- _Objective_: Copy out every line exactly as given.

- _Data_:
--------------------------------------------------
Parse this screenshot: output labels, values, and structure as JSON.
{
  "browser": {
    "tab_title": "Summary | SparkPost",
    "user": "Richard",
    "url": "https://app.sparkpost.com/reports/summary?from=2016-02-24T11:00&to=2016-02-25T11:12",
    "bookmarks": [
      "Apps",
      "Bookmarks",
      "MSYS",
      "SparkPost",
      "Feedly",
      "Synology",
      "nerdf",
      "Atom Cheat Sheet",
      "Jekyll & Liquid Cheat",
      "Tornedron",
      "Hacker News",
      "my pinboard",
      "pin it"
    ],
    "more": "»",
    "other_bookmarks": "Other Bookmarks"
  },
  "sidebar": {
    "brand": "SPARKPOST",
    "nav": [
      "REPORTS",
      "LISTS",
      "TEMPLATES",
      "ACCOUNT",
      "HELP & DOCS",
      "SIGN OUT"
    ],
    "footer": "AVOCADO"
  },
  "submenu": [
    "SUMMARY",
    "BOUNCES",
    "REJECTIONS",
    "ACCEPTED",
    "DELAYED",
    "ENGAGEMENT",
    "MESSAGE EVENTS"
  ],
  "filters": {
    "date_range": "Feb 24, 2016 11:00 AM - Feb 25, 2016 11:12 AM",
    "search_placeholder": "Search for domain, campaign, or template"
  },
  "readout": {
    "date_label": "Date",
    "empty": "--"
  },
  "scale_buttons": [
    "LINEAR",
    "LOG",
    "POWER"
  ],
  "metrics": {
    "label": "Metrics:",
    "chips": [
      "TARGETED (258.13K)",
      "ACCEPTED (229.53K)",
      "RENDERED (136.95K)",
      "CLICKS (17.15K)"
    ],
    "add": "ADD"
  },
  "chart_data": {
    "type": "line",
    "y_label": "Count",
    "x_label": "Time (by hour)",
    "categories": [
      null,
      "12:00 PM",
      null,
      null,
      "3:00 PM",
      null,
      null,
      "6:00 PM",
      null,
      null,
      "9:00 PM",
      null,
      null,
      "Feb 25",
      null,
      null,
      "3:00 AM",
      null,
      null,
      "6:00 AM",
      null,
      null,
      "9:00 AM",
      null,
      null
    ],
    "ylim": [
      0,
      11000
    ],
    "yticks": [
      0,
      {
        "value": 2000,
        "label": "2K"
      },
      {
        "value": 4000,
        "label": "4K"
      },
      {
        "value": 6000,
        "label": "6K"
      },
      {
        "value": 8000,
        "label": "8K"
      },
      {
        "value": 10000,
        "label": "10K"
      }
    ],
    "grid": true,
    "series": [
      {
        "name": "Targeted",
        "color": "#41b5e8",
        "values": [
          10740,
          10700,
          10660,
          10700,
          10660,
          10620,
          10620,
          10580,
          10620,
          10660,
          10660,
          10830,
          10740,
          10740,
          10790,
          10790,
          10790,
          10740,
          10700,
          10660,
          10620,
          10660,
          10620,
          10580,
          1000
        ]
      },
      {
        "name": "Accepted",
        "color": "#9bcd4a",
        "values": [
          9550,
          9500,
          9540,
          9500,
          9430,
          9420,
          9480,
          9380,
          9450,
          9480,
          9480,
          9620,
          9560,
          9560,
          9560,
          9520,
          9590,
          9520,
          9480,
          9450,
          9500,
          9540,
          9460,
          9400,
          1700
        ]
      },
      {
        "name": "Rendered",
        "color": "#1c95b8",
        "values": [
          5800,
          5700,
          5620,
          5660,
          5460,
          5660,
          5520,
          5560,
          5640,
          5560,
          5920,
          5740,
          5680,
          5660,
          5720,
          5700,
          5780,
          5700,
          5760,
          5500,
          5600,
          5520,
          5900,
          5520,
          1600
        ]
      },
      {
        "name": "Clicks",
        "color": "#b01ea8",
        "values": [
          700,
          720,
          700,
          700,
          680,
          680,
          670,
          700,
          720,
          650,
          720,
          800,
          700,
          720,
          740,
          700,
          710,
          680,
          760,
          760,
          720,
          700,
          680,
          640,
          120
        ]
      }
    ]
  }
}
--------------------------------------------------
- _Solution to this exercise_:
Parse this screenshot: output labels, values, and structure as JSON.
{
  "browser": {
    "tab_title": "Summary | SparkPost",
    "user": "Richard",
    "url": "https://app.sparkpost.com/reports/summary?from=2016-02-24T11:00&to=2016-02-25T11:12",
    "bookmarks": [
      "Apps",
      "Bookmarks",
      "MSYS",
      "SparkPost",
      "Feedly",
      "Synology",
      "nerdf",
      "Atom Cheat Sheet",
      "Jekyll & Liquid Cheat",
      "Tornedron",
      "Hacker News",
      "my pinboard",
      "pin it"
    ],
    "more": "»",
    "other_bookmarks": "Other Bookmarks"
  },
  "sidebar": {
    "brand": "SPARKPOST",
    "nav": [
      "REPORTS",
      "LISTS",
      "TEMPLATES",
      "ACCOUNT",
      "HELP & DOCS",
      "SIGN OUT"
    ],
    "footer": "AVOCADO"
  },
  "submenu": [
    "SUMMARY",
    "BOUNCES",
    "REJECTIONS",
    "ACCEPTED",
    "DELAYED",
    "ENGAGEMENT",
    "MESSAGE EVENTS"
  ],
  "filters": {
    "date_range": "Feb 24, 2016 11:00 AM - Feb 25, 2016 11:12 AM",
    "search_placeholder": "Search for domain, campaign, or template"
  },
  "readout": {
    "date_label": "Date",
    "empty": "--"
  },
  "scale_buttons": [
    "LINEAR",
    "LOG",
    "POWER"
  ],
  "metrics": {
    "label": "Metrics:",
    "chips": [
      "TARGETED (258.13K)",
      "ACCEPTED (229.53K)",
      "RENDERED (136.95K)",
      "CLICKS (17.15K)"
    ],
    "add": "ADD"
  },
  "chart_data": {
    "type": "line",
    "y_label": "Count",
    "x_label": "Time (by hour)",
    "categories": [
      null,
      "12:00 PM",
      null,
      null,
      "3:00 PM",
      null,
      null,
      "6:00 PM",
      null,
      null,
      "9:00 PM",
      null,
      null,
      "Feb 25",
      null,
      null,
      "3:00 AM",
      null,
      null,
      "6:00 AM",
      null,
      null,
      "9:00 AM",
      null,
      null
    ],
    "ylim": [
      0,
      11000
    ],
    "yticks": [
      0,
      {
        "value": 2000,
        "label": "2K"
      },
      {
        "value": 4000,
        "label": "4K"
      },
      {
        "value": 6000,
        "label": "6K"
      },
      {
        "value": 8000,
        "label": "8K"
      },
      {
        "value": 10000,
        "label": "10K"
      }
    ],
    "grid": true,
    "series": [
      {
        "name": "Targeted",
        "color": "#41b5e8",
        "values": [
          10740,
          10700,
          10660,
          10700,
          10660,
          10620,
          10620,
          10580,
          10620,
          10660,
          10660,
          10830,
          10740,
          10740,
          10790,
          10790,
          10790,
          10740,
          10700,
          10660,
          10620,
          10660,
          10620,
          10580,
          1000
        ]
      },
      {
        "name": "Accepted",
        "color": "#9bcd4a",
        "values": [
          9550,
          9500,
          9540,
          9500,
          9430,
          9420,
          9480,
          9380,
          9450,
          9480,
          9480,
          9620,
          9560,
          9560,
          9560,
          9520,
          9590,
          9520,
          9480,
          9450,
          9500,
          9540,
          9460,
          9400,
          1700
        ]
      },
      {
        "name": "Rendered",
        "color": "#1c95b8",
        "values": [
          5800,
          5700,
          5620,
          5660,
          5460,
          5660,
          5520,
          5560,
          5640,
          5560,
          5920,
          5740,
          5680,
          5660,
          5720,
          5700,
          5780,
          5700,
          5760,
          5500,
          5600,
          5520,
          5900,
          5520,
          1600
        ]
      },
      {
        "name": "Clicks",
        "color": "#b01ea8",
        "values": [
          700,
          720,
          700,
          700,
          680,
          680,
          670,
          700,
          720,
          650,
          720,
          800,
          700,
          720,
          740,
          700,
          710,
          680,
          760,
          760,
          720,
          700,
          680,
          640,
          120
        ]
      }
    ]
  }
}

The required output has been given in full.